GOAL OF THE EXERCISE:
Locate all lines with the word "full" and copy them out.

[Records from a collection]
------------------------------
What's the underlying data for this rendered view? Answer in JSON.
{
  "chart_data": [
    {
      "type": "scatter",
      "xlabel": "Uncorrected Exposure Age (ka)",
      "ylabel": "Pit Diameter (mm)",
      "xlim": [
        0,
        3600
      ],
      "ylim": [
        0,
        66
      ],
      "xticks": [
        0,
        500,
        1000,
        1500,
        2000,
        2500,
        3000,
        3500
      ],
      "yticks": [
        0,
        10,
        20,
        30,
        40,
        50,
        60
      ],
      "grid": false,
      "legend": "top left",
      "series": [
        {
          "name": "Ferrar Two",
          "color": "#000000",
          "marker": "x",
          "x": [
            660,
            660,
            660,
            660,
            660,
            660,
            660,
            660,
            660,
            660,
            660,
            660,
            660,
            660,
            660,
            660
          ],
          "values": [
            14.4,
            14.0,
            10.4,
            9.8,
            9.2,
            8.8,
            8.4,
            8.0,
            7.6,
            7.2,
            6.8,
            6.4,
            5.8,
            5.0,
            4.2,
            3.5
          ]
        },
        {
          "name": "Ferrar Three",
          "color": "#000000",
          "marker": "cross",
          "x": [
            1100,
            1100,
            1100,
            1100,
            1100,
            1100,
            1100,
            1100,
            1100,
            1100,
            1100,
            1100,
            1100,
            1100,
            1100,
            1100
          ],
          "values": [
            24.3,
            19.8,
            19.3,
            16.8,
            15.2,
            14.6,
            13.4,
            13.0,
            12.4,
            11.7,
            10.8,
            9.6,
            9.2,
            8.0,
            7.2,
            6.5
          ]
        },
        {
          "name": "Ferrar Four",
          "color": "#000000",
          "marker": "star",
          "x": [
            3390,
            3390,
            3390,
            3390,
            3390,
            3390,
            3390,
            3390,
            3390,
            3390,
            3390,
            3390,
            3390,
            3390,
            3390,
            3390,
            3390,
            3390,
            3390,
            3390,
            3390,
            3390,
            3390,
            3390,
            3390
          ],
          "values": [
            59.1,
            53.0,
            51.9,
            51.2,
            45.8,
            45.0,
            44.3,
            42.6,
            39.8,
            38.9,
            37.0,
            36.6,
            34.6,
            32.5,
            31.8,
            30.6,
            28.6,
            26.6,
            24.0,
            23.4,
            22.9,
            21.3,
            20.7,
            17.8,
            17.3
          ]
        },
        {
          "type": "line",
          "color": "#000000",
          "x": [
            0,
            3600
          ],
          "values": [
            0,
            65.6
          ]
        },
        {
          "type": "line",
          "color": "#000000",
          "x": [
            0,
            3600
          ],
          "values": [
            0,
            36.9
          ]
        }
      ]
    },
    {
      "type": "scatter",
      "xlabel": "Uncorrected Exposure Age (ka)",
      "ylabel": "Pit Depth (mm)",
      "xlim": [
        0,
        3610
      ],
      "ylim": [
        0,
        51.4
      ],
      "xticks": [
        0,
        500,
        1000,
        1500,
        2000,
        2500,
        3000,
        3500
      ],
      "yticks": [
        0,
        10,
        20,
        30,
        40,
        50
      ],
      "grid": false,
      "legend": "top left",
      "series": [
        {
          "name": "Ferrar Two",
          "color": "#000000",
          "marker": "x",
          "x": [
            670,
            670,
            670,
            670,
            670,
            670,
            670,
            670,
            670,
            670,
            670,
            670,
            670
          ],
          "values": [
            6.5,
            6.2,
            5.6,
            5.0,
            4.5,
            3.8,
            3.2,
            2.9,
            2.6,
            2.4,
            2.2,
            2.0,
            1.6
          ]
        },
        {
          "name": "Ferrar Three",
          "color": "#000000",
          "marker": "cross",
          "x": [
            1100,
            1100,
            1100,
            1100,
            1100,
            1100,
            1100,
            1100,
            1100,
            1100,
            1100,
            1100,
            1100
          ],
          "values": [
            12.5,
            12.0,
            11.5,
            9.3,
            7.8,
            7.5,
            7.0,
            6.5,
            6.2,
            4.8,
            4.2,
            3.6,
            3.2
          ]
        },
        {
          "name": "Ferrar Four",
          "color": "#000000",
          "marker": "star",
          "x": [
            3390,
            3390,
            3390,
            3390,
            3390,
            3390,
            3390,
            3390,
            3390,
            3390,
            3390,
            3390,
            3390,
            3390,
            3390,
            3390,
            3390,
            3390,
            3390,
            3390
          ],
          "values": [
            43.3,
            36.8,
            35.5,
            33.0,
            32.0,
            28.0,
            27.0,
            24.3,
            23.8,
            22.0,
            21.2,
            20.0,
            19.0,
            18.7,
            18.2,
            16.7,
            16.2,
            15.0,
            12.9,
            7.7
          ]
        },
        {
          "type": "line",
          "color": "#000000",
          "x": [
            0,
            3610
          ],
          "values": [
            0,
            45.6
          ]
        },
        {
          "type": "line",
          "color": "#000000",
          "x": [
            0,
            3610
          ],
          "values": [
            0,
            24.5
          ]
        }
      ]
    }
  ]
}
------------------------------
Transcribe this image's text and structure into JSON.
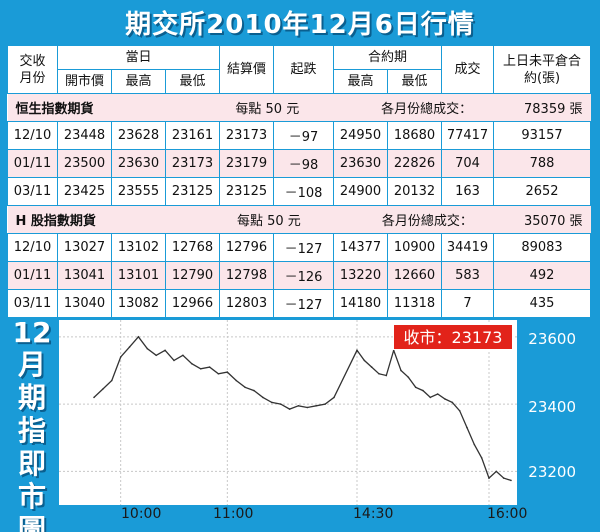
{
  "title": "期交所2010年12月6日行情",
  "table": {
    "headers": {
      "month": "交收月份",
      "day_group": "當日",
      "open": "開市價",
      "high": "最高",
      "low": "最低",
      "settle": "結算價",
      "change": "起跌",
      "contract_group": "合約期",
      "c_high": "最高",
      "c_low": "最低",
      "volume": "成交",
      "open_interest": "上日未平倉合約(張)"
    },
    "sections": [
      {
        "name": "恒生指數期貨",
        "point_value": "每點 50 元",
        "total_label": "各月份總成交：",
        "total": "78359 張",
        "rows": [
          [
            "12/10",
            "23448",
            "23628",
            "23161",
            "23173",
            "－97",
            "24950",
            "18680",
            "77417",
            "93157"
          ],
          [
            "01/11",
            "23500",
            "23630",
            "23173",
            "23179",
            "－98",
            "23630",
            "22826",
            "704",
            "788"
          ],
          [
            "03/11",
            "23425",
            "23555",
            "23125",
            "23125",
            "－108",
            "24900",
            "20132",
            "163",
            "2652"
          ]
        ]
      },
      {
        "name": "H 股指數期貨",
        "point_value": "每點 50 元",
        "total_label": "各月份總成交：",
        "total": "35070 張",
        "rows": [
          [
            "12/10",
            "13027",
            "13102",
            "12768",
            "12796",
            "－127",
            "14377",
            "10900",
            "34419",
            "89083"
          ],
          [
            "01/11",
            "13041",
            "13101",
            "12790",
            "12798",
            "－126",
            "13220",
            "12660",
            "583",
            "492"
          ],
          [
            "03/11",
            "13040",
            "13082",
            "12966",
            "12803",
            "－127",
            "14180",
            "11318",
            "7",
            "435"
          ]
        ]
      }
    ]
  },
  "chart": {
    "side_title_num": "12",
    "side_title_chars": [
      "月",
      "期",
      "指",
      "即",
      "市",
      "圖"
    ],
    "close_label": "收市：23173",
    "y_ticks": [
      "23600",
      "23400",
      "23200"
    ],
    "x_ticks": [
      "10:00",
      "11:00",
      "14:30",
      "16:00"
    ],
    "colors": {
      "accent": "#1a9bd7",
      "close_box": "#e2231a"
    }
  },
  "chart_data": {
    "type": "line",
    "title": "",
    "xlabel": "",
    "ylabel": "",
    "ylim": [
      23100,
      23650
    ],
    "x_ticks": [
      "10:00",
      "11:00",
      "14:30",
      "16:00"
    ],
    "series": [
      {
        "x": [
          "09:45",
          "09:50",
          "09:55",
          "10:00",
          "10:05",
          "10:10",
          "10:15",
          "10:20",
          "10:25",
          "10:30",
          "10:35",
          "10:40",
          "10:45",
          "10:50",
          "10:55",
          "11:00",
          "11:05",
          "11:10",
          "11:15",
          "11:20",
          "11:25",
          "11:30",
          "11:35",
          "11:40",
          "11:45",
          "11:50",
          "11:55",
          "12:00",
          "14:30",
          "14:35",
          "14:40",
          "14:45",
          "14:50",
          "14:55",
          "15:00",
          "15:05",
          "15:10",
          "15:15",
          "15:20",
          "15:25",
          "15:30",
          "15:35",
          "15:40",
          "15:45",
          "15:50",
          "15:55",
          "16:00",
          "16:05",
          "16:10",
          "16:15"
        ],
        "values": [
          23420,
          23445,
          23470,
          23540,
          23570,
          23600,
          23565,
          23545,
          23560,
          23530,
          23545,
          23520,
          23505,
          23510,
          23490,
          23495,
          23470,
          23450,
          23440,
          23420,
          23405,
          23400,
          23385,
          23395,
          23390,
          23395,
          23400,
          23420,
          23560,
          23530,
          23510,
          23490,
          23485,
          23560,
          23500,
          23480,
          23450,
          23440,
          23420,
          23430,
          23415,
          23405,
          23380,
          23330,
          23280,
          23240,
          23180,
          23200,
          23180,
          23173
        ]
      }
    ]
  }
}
------------------------------
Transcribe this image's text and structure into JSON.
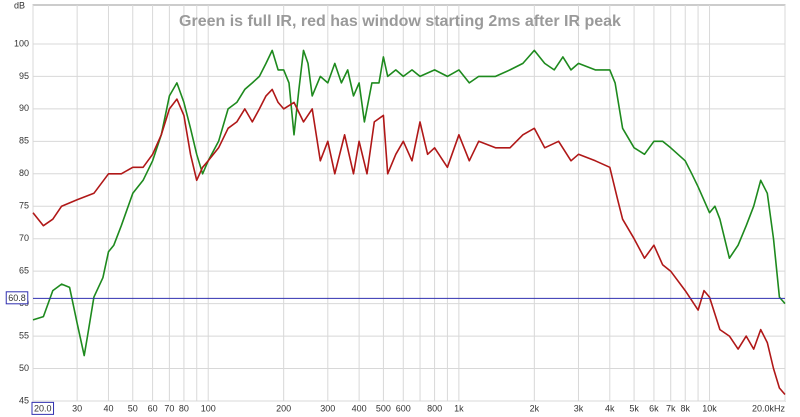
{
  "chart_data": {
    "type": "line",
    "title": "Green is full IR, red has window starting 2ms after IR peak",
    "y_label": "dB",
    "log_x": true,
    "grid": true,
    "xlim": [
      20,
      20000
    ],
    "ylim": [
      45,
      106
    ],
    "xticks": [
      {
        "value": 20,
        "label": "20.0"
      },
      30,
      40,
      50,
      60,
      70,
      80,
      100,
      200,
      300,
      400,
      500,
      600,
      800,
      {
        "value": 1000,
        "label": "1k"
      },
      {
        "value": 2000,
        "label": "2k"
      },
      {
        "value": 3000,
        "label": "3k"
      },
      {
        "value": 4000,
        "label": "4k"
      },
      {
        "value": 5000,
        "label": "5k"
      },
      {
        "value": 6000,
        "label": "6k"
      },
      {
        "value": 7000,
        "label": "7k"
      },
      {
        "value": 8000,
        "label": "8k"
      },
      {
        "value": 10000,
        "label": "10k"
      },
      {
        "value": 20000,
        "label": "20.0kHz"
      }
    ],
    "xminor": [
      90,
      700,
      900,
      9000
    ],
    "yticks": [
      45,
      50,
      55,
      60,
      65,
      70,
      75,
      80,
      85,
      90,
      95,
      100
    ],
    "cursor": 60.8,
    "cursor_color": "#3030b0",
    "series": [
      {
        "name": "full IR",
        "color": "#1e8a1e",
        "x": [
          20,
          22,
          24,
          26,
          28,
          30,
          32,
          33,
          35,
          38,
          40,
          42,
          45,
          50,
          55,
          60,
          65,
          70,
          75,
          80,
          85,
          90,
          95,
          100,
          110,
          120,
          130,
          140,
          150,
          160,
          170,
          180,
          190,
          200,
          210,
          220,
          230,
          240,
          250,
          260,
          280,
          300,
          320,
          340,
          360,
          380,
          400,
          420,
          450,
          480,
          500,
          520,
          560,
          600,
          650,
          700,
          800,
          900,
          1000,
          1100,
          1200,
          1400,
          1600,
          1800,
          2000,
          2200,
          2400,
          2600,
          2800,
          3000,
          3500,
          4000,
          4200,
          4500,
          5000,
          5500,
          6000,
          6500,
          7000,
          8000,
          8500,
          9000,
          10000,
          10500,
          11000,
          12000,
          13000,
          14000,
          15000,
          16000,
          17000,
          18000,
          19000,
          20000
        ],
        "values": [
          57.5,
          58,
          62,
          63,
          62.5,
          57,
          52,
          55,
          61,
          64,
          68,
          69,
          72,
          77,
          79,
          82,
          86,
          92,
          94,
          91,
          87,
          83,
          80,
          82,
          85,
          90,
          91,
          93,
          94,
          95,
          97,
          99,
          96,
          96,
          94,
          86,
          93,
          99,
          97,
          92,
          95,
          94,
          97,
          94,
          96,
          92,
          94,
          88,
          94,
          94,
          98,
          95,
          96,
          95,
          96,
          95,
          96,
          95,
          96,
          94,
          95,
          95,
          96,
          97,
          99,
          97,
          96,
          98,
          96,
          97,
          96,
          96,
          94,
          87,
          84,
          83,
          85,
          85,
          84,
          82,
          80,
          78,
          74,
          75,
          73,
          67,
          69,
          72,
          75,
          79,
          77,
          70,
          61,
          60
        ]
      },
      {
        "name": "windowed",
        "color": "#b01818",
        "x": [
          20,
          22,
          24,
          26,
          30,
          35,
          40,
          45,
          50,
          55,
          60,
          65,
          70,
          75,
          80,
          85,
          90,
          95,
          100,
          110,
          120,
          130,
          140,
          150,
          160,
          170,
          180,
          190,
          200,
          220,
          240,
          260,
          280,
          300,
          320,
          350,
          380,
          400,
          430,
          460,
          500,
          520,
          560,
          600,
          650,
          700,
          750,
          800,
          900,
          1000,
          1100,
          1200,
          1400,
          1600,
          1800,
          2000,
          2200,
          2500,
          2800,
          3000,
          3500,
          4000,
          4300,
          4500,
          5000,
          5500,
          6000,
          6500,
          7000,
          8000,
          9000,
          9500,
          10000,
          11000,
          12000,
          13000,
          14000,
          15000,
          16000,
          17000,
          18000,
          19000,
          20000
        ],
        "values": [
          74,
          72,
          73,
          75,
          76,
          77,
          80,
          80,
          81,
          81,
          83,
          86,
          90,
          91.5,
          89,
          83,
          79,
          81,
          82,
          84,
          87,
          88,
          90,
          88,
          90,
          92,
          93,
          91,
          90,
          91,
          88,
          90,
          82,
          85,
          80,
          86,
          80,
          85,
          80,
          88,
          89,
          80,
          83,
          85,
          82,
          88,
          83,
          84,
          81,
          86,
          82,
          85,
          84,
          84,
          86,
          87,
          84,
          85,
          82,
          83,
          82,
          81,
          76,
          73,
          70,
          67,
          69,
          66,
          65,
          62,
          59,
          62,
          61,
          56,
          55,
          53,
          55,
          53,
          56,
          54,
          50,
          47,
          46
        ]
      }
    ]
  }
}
------------------------------
ANSWER FOR THIS EXERCISE:
    "title": "Green is full IR, red has window starting 2ms after IR peak",
        "name": "full IR",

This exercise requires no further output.